- _What is needed_: Every line that contains the word "type" should be copied.

▬▬▬▬▬▬▬▬▬▬

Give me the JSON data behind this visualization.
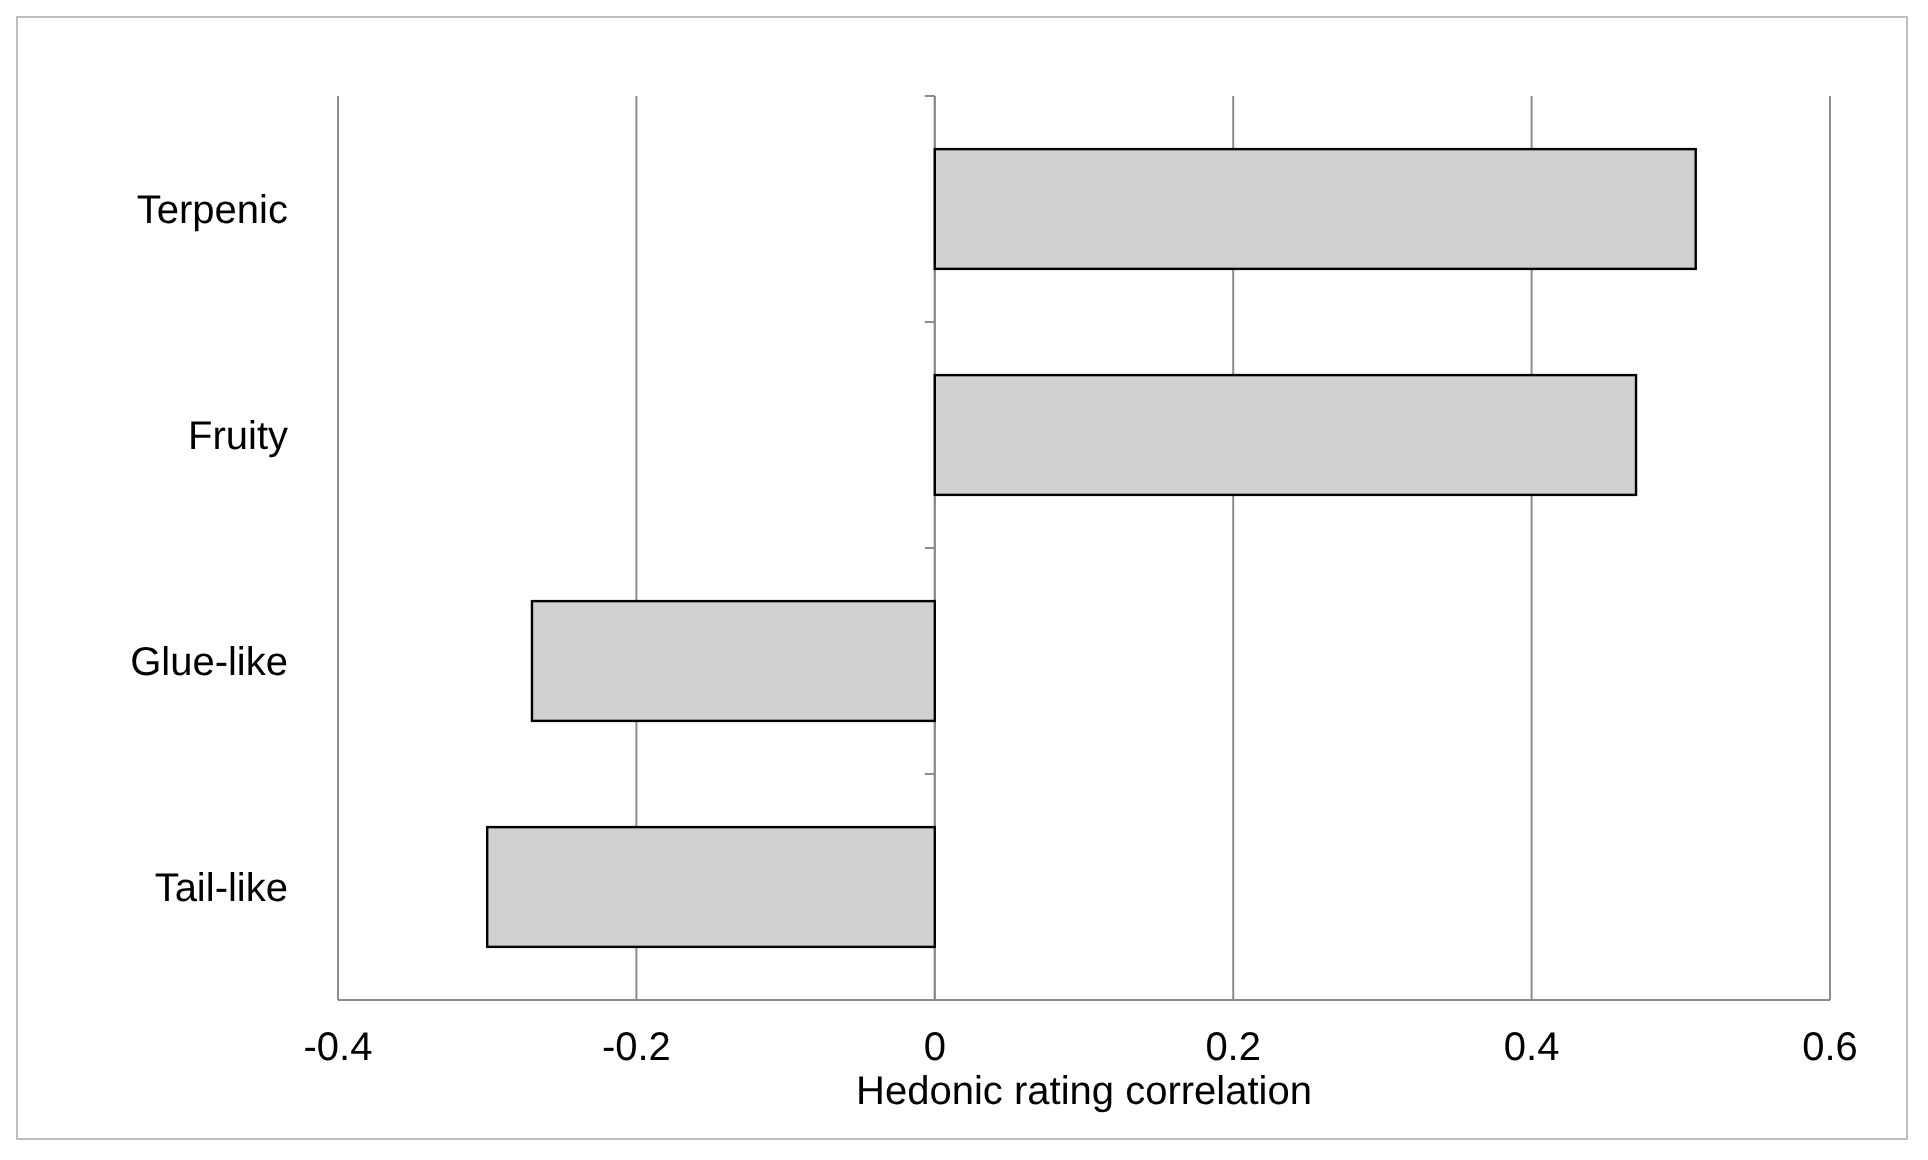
{
  "chart_data": {
    "type": "bar",
    "orientation": "horizontal",
    "xlabel": "Hedonic rating correlation",
    "categories": [
      "Terpenic",
      "Fruity",
      "Glue-like",
      "Tail-like"
    ],
    "values": [
      0.51,
      0.47,
      -0.27,
      -0.3
    ],
    "color": "#d0d0d0",
    "xlim": [
      -0.4,
      0.6
    ],
    "xticks": [
      -0.4,
      -0.2,
      0,
      0.2,
      0.4,
      0.6
    ],
    "grid": "x"
  }
}
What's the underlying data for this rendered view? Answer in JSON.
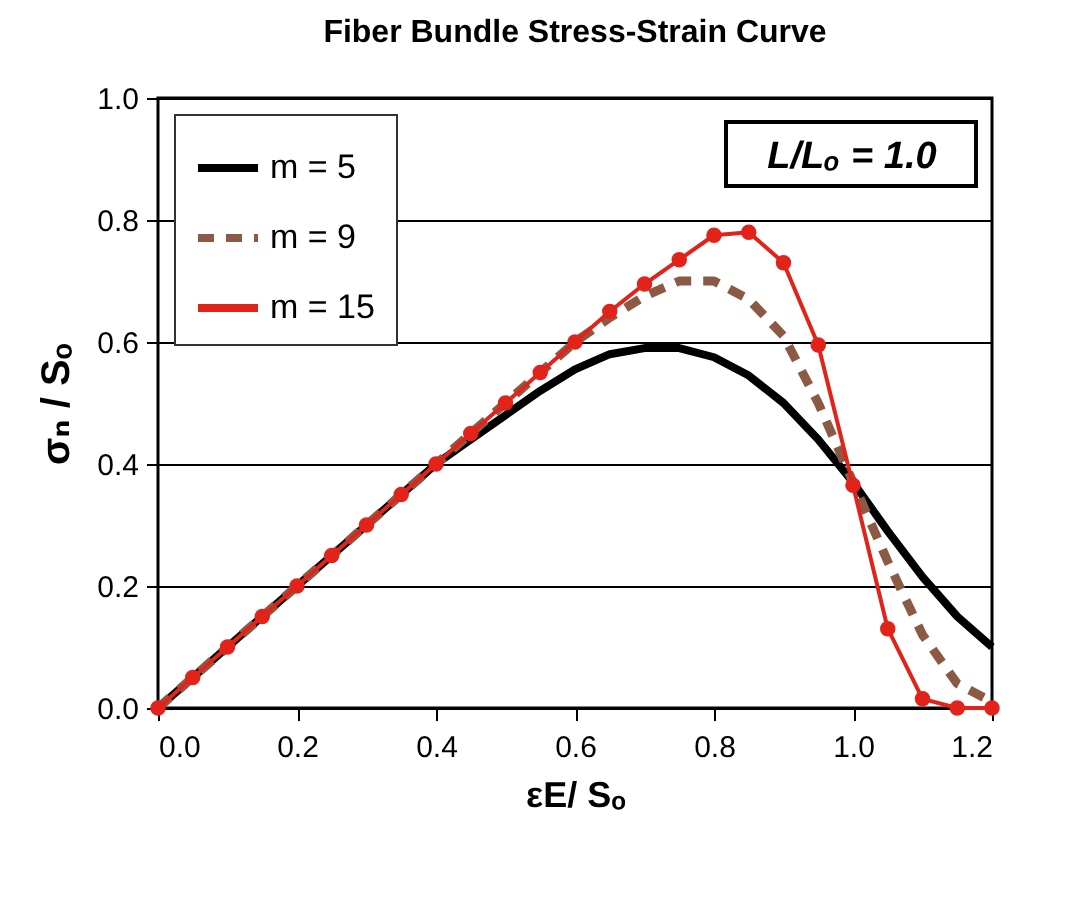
{
  "chart_data": {
    "type": "line",
    "title": "Fiber Bundle Stress-Strain Curve",
    "xlabel": "εE/ Sₒ",
    "ylabel": "σₙ / Sₒ",
    "annotations": [
      "L/Lₒ = 1.0"
    ],
    "x": [
      0,
      0.05,
      0.1,
      0.15,
      0.2,
      0.25,
      0.3,
      0.35,
      0.4,
      0.45,
      0.5,
      0.55,
      0.6,
      0.65,
      0.7,
      0.75,
      0.8,
      0.85,
      0.9,
      0.95,
      1.0,
      1.05,
      1.1,
      1.15,
      1.2
    ],
    "series": [
      {
        "name": "m = 5",
        "color": "#000000",
        "line_style": "solid",
        "values": [
          0,
          0.05,
          0.1,
          0.15,
          0.2,
          0.25,
          0.3,
          0.35,
          0.4,
          0.44,
          0.48,
          0.52,
          0.555,
          0.58,
          0.59,
          0.59,
          0.575,
          0.545,
          0.5,
          0.44,
          0.37,
          0.29,
          0.215,
          0.15,
          0.1
        ]
      },
      {
        "name": "m = 9",
        "color": "#8c5a44",
        "line_style": "dashed",
        "values": [
          0,
          0.05,
          0.1,
          0.15,
          0.2,
          0.25,
          0.3,
          0.35,
          0.4,
          0.45,
          0.5,
          0.55,
          0.6,
          0.64,
          0.675,
          0.7,
          0.7,
          0.67,
          0.61,
          0.5,
          0.37,
          0.24,
          0.12,
          0.04,
          0.01
        ]
      },
      {
        "name": "m = 15",
        "color": "#e2231a",
        "line_style": "solid",
        "marker": "circle",
        "values": [
          0,
          0.05,
          0.1,
          0.15,
          0.2,
          0.25,
          0.3,
          0.35,
          0.4,
          0.45,
          0.5,
          0.55,
          0.6,
          0.65,
          0.695,
          0.735,
          0.775,
          0.78,
          0.73,
          0.595,
          0.365,
          0.13,
          0.015,
          0,
          0
        ]
      }
    ],
    "xlim": [
      0,
      1.2
    ],
    "ylim": [
      0,
      1.0
    ],
    "xticks": [
      {
        "value": 0,
        "label": "0.0"
      },
      {
        "value": 0.2,
        "label": "0.2"
      },
      {
        "value": 0.4,
        "label": "0.4"
      },
      {
        "value": 0.6,
        "label": "0.6"
      },
      {
        "value": 0.8,
        "label": "0.8"
      },
      {
        "value": 1.0,
        "label": "1.0"
      },
      {
        "value": 1.2,
        "label": "1.2"
      }
    ],
    "yticks": [
      {
        "value": 0,
        "label": "0.0"
      },
      {
        "value": 0.2,
        "label": "0.2"
      },
      {
        "value": 0.4,
        "label": "0.4"
      },
      {
        "value": 0.6,
        "label": "0.6"
      },
      {
        "value": 0.8,
        "label": "0.8"
      },
      {
        "value": 1.0,
        "label": "1.0"
      }
    ],
    "grid": "y",
    "legend": "top left"
  }
}
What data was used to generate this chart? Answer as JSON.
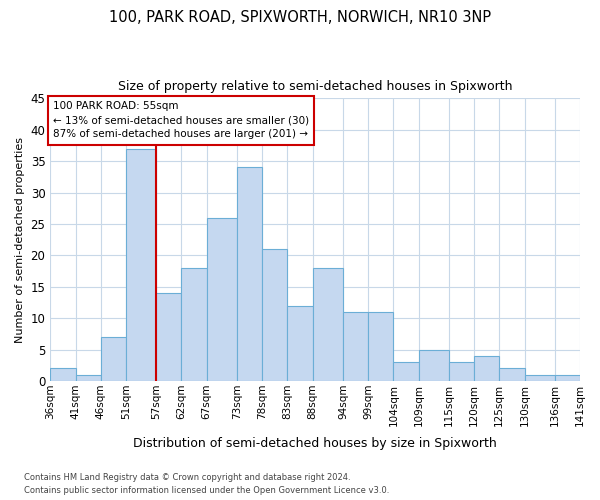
{
  "title1": "100, PARK ROAD, SPIXWORTH, NORWICH, NR10 3NP",
  "title2": "Size of property relative to semi-detached houses in Spixworth",
  "xlabel": "Distribution of semi-detached houses by size in Spixworth",
  "ylabel": "Number of semi-detached properties",
  "bin_labels": [
    "36sqm",
    "41sqm",
    "46sqm",
    "51sqm",
    "57sqm",
    "62sqm",
    "67sqm",
    "73sqm",
    "78sqm",
    "83sqm",
    "88sqm",
    "94sqm",
    "99sqm",
    "104sqm",
    "109sqm",
    "115sqm",
    "120sqm",
    "125sqm",
    "130sqm",
    "136sqm",
    "141sqm"
  ],
  "bin_edges": [
    36,
    41,
    46,
    51,
    57,
    62,
    67,
    73,
    78,
    83,
    88,
    94,
    99,
    104,
    109,
    115,
    120,
    125,
    130,
    136,
    141
  ],
  "bar_heights": [
    2,
    1,
    7,
    37,
    14,
    18,
    26,
    34,
    21,
    12,
    18,
    11,
    11,
    3,
    5,
    3,
    4,
    2,
    1,
    1
  ],
  "bar_color": "#C5D8F0",
  "bar_edge_color": "#6BAED6",
  "property_size": 57,
  "pct_smaller": 13,
  "pct_larger": 87,
  "n_smaller": 30,
  "n_larger": 201,
  "redline_color": "#CC0000",
  "annotation_box_color": "#FFFFFF",
  "annotation_box_edge": "#CC0000",
  "grid_color": "#C8D8E8",
  "background_color": "#FFFFFF",
  "ylim": [
    0,
    45
  ],
  "yticks": [
    0,
    5,
    10,
    15,
    20,
    25,
    30,
    35,
    40,
    45
  ],
  "footer1": "Contains HM Land Registry data © Crown copyright and database right 2024.",
  "footer2": "Contains public sector information licensed under the Open Government Licence v3.0."
}
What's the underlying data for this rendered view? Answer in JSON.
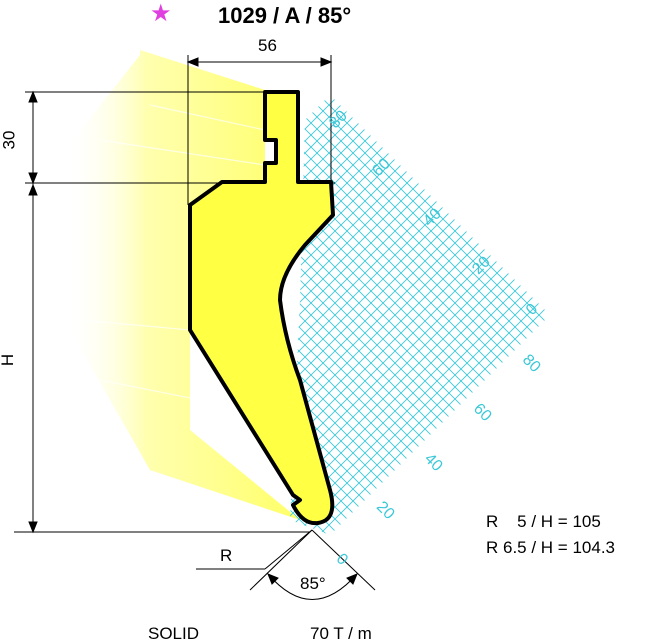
{
  "header": {
    "star_icon": "star-icon",
    "star_color": "#e040e0",
    "title": "1029 / A / 85°"
  },
  "dimensions": {
    "width_label": "56",
    "upper_height_label": "30",
    "height_label": "H",
    "radius_label": "R",
    "angle_label": "85°"
  },
  "grid": {
    "color": "#3cc8d8",
    "upper_labels": [
      "80",
      "60",
      "40",
      "20",
      "0"
    ],
    "lower_labels": [
      "80",
      "60",
      "40",
      "20",
      "0"
    ]
  },
  "specs": {
    "line1": "R    5 / H = 105",
    "line2": "R 6.5 / H = 104.3"
  },
  "footer": {
    "type": "SOLID",
    "capacity": "70 T / m"
  },
  "colors": {
    "tool_fill": "#ffff44",
    "shadow": "#ffffa8"
  }
}
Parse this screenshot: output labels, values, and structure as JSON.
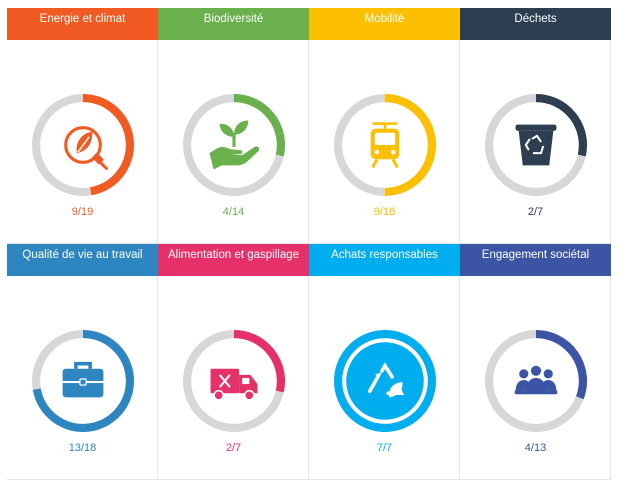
{
  "cards": [
    {
      "title": "Energie et climat",
      "score": "9/19",
      "value": 9,
      "total": 19,
      "color": "#f15a22",
      "icon": "energy-leaf-plug-icon"
    },
    {
      "title": "Biodiversité",
      "score": "4/14",
      "value": 4,
      "total": 14,
      "color": "#6ab04c",
      "icon": "hand-plant-icon"
    },
    {
      "title": "Mobilité",
      "score": "9/18",
      "value": 9,
      "total": 18,
      "color": "#fcc000",
      "icon": "tram-icon"
    },
    {
      "title": "Déchets",
      "score": "2/7",
      "value": 2,
      "total": 7,
      "color": "#2d3e50",
      "icon": "recycling-bin-icon"
    },
    {
      "title": "Qualité de vie au travail",
      "score": "13/18",
      "value": 13,
      "total": 18,
      "color": "#2e86c1",
      "icon": "briefcase-icon"
    },
    {
      "title": "Alimentation et gaspillage",
      "score": "2/7",
      "value": 2,
      "total": 7,
      "color": "#e5306a",
      "icon": "food-truck-icon"
    },
    {
      "title": "Achats responsables",
      "score": "7/7",
      "value": 7,
      "total": 7,
      "color": "#00adee",
      "icon": "recycle-leaf-icon"
    },
    {
      "title": "Engagement sociétal",
      "score": "4/13",
      "value": 4,
      "total": 13,
      "color": "#3b54a4",
      "icon": "community-group-icon"
    }
  ]
}
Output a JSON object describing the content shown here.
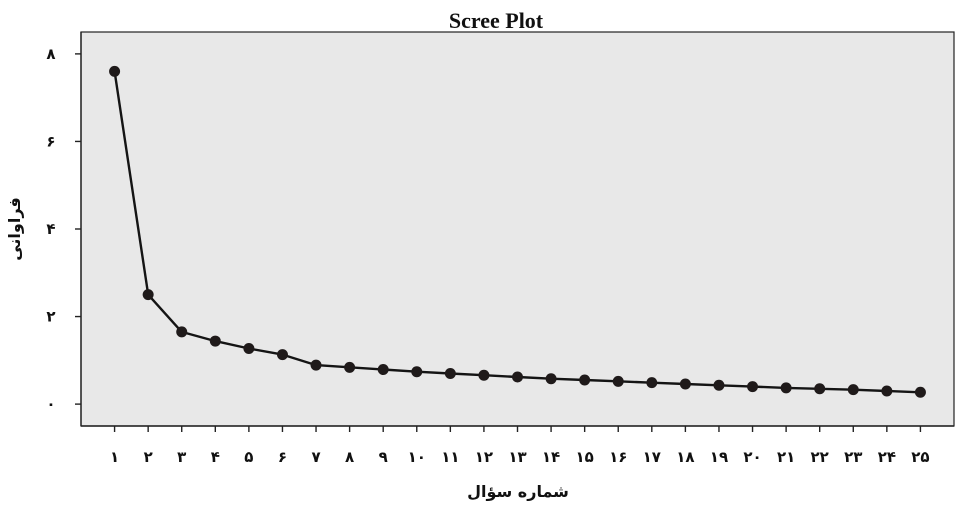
{
  "chart_data": {
    "type": "line",
    "title": "Scree Plot",
    "xlabel": "شماره سؤال",
    "ylabel": "فراوانی",
    "x": [
      1,
      2,
      3,
      4,
      5,
      6,
      7,
      8,
      9,
      10,
      11,
      12,
      13,
      14,
      15,
      16,
      17,
      18,
      19,
      20,
      21,
      22,
      23,
      24,
      25
    ],
    "x_tick_labels": [
      "١",
      "٢",
      "٣",
      "۴",
      "۵",
      "۶",
      "٧",
      "٨",
      "٩",
      "١٠",
      "١١",
      "١٢",
      "١٣",
      "١۴",
      "١۵",
      "١۶",
      "١٧",
      "١٨",
      "١٩",
      "٢٠",
      "٢١",
      "٢٢",
      "٢٣",
      "٢۴",
      "٢۵"
    ],
    "values": [
      7.6,
      2.5,
      1.65,
      1.44,
      1.27,
      1.13,
      0.89,
      0.84,
      0.79,
      0.74,
      0.7,
      0.66,
      0.62,
      0.58,
      0.55,
      0.52,
      0.49,
      0.46,
      0.43,
      0.4,
      0.37,
      0.35,
      0.33,
      0.3,
      0.27
    ],
    "y_ticks": [
      0,
      2,
      4,
      6,
      8
    ],
    "y_tick_labels": [
      "٠",
      "٢",
      "۴",
      "۶",
      "٨"
    ],
    "xlim": [
      0,
      26
    ],
    "ylim": [
      -0.5,
      8.5
    ],
    "grid": false,
    "plot_background": "#e8e8e8",
    "line_color": "#141414",
    "marker_color": "#1f1a1a"
  }
}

▬▬▬▬▬▬▬▬▬▬

- _Reply_:
    "type": "bar",
    "type": "line",
    "type": "SOLID",
    "type": "line",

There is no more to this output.